Chart and figure data

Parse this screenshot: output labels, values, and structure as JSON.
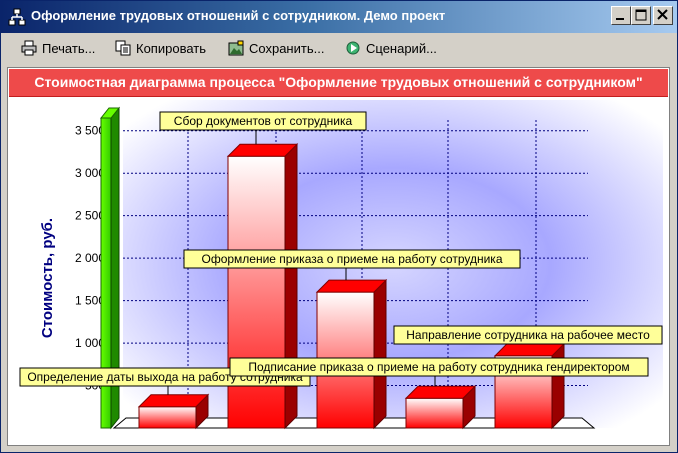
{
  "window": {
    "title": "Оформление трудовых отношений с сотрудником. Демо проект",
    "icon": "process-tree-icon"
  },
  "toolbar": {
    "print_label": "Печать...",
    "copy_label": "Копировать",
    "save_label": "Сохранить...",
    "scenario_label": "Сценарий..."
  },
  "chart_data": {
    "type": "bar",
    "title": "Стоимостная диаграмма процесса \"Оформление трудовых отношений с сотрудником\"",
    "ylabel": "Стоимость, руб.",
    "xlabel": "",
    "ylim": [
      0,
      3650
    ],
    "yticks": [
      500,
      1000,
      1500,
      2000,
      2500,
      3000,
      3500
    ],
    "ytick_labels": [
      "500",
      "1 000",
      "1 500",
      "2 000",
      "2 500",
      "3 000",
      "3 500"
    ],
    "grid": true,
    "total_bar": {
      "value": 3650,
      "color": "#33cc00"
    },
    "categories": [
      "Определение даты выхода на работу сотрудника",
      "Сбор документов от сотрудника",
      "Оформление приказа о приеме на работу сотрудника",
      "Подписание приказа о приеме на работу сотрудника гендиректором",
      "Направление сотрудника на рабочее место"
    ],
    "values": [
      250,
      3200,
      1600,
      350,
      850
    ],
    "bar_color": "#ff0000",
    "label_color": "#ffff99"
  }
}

* [Challenge]:
Consider the entries above and return each line with the string "трудовых".

* [Written solution]:
    "title": "Оформление трудовых отношений с сотрудником. Демо проект",
    "title": "Стоимостная диаграмма процесса \"Оформление трудовых отношений с сотрудником\"",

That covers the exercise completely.